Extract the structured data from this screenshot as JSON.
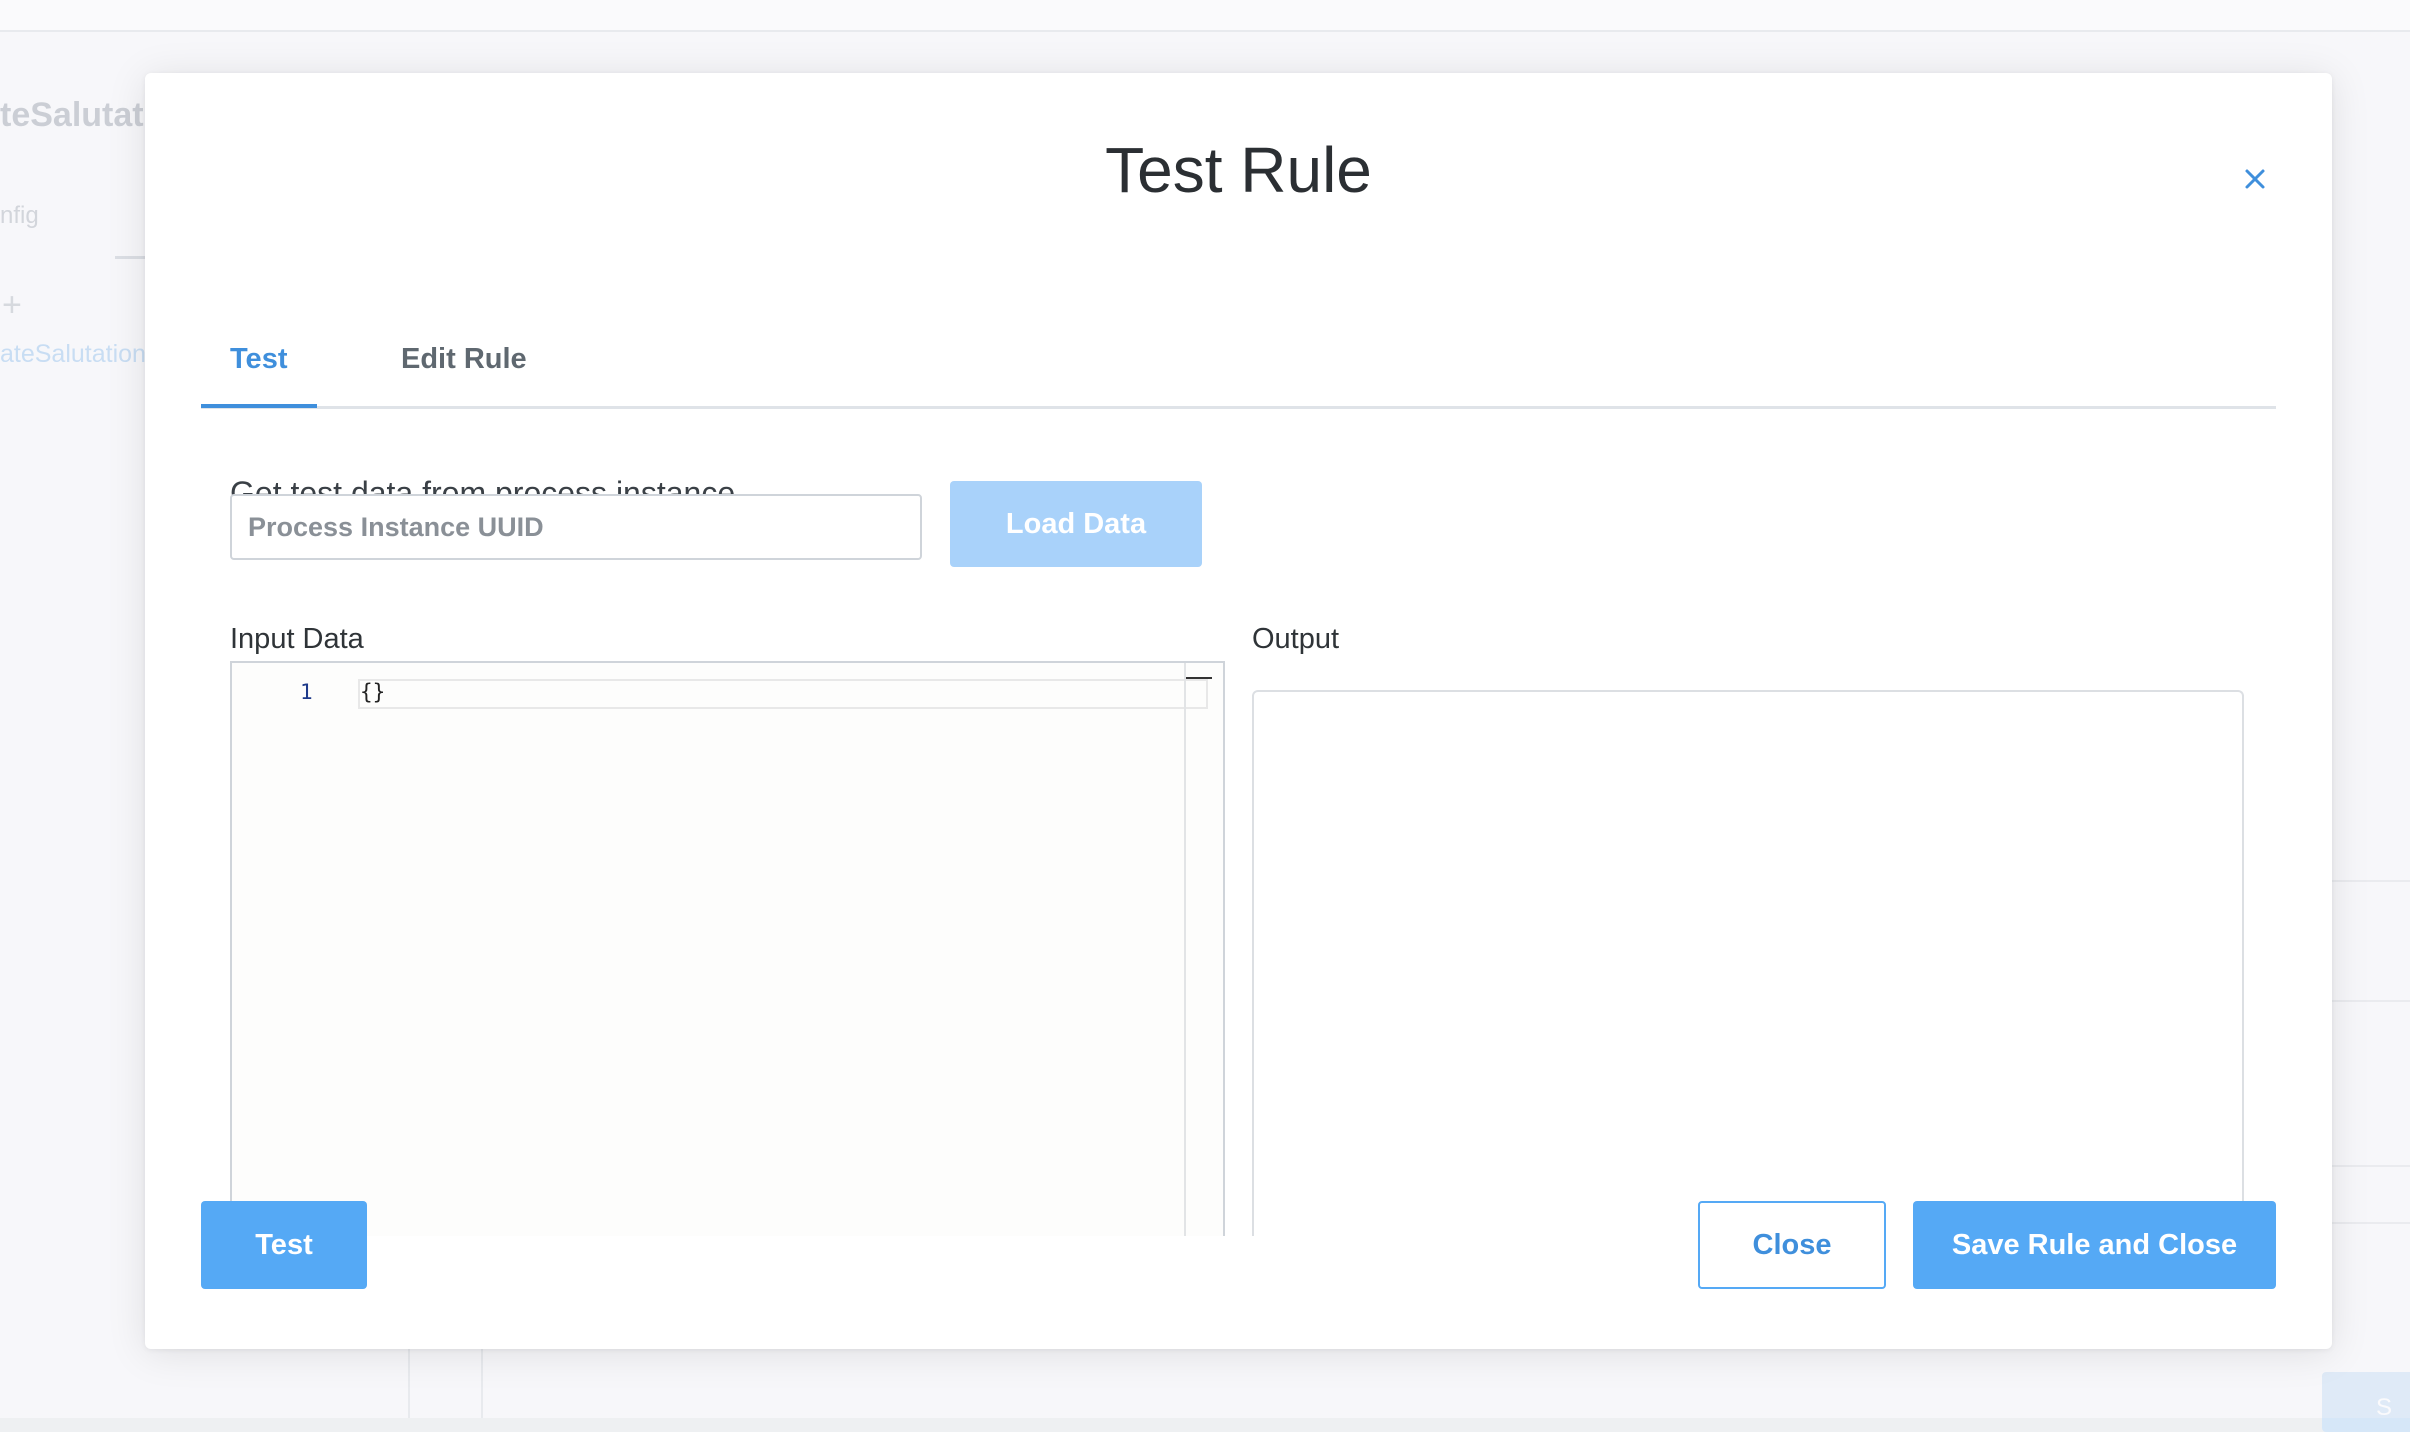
{
  "background": {
    "title": "teSalutat",
    "tab": "nfig",
    "plus": "+",
    "item": "ateSalutation",
    "corner_button": "S"
  },
  "modal": {
    "title": "Test Rule",
    "close_icon": "×",
    "tabs": [
      {
        "label": "Test",
        "active": true
      },
      {
        "label": "Edit Rule",
        "active": false
      }
    ],
    "section_label": "Get test data from process instance",
    "uuid_input": {
      "value": "",
      "placeholder": "Process Instance UUID"
    },
    "load_button": "Load Data",
    "input_data": {
      "label": "Input Data",
      "line_number": "1",
      "code": "{}"
    },
    "output": {
      "label": "Output",
      "value": ""
    },
    "buttons": {
      "test": "Test",
      "close": "Close",
      "save": "Save Rule and Close"
    }
  },
  "colors": {
    "accent": "#3f8fdc",
    "primary_button": "#55a9f5",
    "disabled_button": "#a9d2fa"
  }
}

WORK TO DO: Among the records above, find each line holding the string "from" and pull it out.

OUTPUT BELOW:
Extract the structured data from this screenshot as JSON.
    "section_label": "Get test data from process instance",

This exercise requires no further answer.